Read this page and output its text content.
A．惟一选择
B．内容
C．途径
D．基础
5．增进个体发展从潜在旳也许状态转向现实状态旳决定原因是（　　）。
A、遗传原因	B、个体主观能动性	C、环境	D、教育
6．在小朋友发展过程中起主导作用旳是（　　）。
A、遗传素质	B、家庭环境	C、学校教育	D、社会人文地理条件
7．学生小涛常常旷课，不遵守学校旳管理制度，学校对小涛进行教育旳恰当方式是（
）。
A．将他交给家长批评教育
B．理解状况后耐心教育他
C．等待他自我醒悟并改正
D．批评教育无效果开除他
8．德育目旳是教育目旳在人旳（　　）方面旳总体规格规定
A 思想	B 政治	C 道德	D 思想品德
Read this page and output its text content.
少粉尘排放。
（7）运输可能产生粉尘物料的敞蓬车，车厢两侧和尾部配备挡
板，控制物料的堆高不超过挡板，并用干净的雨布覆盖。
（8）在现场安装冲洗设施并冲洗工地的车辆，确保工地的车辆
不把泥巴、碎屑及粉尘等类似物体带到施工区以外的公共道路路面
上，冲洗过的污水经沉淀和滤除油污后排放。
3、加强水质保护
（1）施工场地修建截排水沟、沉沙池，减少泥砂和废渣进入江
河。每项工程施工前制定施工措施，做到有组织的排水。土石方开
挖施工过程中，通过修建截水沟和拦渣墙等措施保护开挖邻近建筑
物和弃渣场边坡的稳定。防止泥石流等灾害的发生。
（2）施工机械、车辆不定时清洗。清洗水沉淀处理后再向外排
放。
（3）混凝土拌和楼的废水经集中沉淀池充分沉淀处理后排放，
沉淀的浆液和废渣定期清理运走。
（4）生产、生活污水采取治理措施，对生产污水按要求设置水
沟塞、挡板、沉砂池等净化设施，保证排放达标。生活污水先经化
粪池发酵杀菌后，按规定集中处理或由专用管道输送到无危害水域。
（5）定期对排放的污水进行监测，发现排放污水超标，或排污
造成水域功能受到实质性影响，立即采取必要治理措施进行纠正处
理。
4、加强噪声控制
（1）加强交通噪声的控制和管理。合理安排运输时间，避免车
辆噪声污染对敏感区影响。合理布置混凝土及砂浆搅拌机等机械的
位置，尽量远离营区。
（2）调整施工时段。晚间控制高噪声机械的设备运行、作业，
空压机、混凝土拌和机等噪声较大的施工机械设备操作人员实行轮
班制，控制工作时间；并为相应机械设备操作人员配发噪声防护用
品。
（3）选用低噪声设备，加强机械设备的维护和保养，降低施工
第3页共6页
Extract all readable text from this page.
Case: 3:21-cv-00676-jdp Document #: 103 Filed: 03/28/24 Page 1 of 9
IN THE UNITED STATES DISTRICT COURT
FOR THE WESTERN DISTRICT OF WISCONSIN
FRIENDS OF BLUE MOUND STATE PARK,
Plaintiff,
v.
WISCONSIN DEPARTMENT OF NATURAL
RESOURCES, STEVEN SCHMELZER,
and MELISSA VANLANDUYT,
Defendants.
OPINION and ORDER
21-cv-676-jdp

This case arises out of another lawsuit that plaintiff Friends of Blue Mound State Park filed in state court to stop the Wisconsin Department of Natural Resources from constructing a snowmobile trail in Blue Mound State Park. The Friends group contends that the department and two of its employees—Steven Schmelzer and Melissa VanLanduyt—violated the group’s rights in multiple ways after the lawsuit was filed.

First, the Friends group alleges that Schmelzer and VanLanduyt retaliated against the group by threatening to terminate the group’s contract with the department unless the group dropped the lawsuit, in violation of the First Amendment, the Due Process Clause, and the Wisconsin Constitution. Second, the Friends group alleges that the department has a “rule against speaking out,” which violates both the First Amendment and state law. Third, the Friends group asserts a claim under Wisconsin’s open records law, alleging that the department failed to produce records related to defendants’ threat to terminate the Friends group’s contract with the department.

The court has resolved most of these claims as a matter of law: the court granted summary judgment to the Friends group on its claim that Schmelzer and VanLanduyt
----
-- INSTRUCTIONS FOR THE TASK --
Reproduce each line from the records that contains the word "lawsuit".

-- RESPONSE FOR THIS EXERCISE --
This case arises out of another lawsuit that plaintiff Friends of Blue Mound State Park filed in state court to stop the Wisconsin Department of Natural Resources from constructing a snowmobile trail in Blue Mound State Park. The Friends group contends that the department and two of its employees—Steven Schmelzer and Melissa VanLanduyt—violated the group’s rights in multiple ways after the lawsuit was filed.
First, the Friends group alleges that Schmelzer and VanLanduyt retaliated against the group by threatening to terminate the group’s contract with the department unless the group dropped the lawsuit, in violation of the First Amendment, the Due Process Clause, and the Wisconsin Constitution. Second, the Friends group alleges that the department has a “rule against speaking out,” which violates both the First Amendment and state law. Third, the Friends group asserts a claim under Wisconsin’s open records law, alleging that the department failed to produce records related to defendants’ threat to terminate the Friends group’s contract with the department.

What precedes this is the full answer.